▶ **Work instructions**:
Rewrite the records from the line that contains "dim-tick: [422, 144, 424, 154]" through the line that contains "dim-tick: [199, 1520, 211, 1522]", both included, changing "product-size" to "product-dimensions" and leaving everything else as it is.

— Begin Record set —

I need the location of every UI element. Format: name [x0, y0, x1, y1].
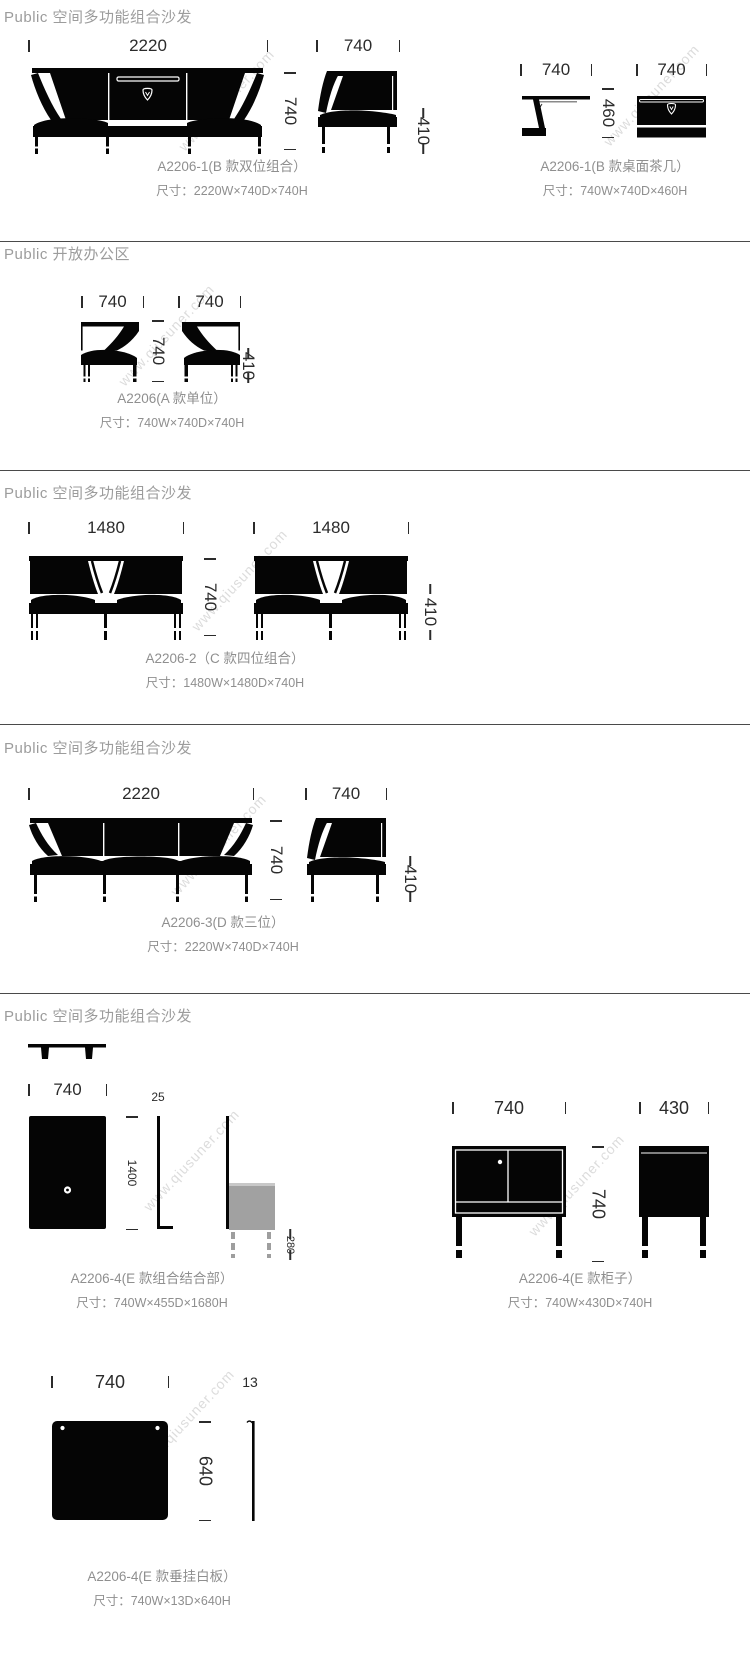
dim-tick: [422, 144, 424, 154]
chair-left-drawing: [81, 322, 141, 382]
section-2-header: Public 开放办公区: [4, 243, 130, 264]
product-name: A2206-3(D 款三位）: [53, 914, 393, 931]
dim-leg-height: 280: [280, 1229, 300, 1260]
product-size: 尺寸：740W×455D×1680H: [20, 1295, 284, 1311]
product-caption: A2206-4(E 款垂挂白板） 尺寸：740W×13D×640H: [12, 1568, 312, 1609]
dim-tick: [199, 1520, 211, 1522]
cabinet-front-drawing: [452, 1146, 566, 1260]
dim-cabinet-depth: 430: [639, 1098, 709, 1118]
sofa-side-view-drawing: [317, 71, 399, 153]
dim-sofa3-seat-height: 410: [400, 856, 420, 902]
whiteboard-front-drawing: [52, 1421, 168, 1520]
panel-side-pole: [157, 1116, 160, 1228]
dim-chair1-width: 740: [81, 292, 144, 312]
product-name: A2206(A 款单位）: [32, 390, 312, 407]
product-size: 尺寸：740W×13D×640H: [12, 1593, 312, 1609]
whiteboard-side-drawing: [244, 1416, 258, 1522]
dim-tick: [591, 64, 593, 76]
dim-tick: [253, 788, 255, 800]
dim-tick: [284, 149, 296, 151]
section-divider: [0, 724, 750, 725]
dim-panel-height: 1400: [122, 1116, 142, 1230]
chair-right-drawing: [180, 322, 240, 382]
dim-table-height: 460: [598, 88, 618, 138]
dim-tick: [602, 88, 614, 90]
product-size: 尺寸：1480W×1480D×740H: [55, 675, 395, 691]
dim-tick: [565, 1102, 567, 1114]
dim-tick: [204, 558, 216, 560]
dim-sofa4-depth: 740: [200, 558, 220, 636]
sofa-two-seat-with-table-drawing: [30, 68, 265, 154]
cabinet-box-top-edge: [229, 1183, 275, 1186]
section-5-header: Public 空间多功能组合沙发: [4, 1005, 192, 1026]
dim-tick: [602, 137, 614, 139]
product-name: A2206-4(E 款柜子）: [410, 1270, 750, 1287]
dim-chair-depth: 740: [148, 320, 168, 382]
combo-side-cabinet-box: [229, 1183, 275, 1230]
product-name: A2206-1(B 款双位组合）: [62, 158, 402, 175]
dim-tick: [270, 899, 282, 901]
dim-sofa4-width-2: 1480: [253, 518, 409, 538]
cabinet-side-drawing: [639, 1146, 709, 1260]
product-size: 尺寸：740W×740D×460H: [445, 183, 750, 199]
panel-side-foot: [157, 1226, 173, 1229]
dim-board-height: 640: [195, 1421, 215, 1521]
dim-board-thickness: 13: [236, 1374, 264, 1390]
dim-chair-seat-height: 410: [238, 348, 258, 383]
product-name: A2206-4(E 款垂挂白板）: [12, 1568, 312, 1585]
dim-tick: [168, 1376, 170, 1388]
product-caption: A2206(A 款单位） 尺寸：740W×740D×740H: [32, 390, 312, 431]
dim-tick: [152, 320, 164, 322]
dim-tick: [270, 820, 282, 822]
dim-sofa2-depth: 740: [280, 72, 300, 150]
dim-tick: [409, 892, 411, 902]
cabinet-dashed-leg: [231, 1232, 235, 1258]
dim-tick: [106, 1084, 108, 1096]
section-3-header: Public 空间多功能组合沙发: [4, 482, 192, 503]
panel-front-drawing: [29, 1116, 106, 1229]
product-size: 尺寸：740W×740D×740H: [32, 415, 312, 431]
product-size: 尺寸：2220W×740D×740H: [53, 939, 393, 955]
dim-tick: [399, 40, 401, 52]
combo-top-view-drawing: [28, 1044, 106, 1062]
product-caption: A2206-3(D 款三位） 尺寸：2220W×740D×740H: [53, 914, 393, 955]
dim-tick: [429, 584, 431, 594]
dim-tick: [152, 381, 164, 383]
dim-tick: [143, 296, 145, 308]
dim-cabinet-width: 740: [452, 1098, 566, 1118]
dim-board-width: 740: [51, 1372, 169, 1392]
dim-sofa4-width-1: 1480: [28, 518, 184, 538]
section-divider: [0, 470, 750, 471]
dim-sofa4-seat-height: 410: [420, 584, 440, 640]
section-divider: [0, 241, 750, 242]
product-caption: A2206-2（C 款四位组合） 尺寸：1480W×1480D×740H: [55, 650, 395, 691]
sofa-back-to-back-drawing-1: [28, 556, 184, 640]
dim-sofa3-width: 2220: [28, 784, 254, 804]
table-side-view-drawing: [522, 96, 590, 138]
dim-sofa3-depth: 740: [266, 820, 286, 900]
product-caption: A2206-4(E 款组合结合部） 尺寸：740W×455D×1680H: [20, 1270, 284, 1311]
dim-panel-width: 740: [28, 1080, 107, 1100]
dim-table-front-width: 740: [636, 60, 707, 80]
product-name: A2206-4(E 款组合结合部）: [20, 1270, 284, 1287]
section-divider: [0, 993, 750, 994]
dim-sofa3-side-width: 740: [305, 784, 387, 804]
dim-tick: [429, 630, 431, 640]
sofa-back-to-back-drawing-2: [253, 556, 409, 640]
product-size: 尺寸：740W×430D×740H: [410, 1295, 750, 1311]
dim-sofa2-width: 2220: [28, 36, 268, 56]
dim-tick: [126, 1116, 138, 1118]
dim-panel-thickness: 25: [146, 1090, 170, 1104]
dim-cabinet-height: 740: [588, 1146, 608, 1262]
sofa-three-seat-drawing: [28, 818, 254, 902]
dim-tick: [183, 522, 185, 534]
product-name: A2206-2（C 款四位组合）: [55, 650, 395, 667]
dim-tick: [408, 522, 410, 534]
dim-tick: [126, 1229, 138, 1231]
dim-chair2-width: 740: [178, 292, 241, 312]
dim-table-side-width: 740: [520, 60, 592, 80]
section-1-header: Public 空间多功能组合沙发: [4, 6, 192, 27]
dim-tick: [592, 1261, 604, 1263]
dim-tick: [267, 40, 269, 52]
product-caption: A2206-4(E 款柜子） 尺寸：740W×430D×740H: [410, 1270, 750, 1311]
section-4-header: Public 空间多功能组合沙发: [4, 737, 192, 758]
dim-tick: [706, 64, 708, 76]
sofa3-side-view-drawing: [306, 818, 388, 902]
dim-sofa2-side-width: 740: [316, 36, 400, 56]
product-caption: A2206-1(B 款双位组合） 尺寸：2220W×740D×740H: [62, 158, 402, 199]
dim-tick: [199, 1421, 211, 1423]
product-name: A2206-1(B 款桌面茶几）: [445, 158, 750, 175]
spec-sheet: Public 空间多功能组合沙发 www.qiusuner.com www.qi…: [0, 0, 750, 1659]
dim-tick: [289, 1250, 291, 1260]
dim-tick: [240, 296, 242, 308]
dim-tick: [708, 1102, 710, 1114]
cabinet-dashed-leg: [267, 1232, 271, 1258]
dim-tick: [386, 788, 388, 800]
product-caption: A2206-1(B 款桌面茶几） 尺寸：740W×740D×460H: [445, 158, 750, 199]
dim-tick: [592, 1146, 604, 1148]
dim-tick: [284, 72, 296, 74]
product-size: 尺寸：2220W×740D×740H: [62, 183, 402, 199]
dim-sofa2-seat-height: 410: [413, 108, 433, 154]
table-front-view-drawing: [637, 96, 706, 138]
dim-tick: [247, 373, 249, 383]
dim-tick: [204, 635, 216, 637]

— End Record set —

▶ **Exercise output**:
dim-tick: [422, 144, 424, 154]
chair-left-drawing: [81, 322, 141, 382]
section-2-header: Public 开放办公区: [4, 243, 130, 264]
product-name: A2206-3(D 款三位）: [53, 914, 393, 931]
dim-leg-height: 280: [280, 1229, 300, 1260]
product-dimensions: 尺寸：740W×455D×1680H: [20, 1295, 284, 1311]
product-caption: A2206-4(E 款垂挂白板） 尺寸：740W×13D×640H: [12, 1568, 312, 1609]
dim-tick: [199, 1520, 211, 1522]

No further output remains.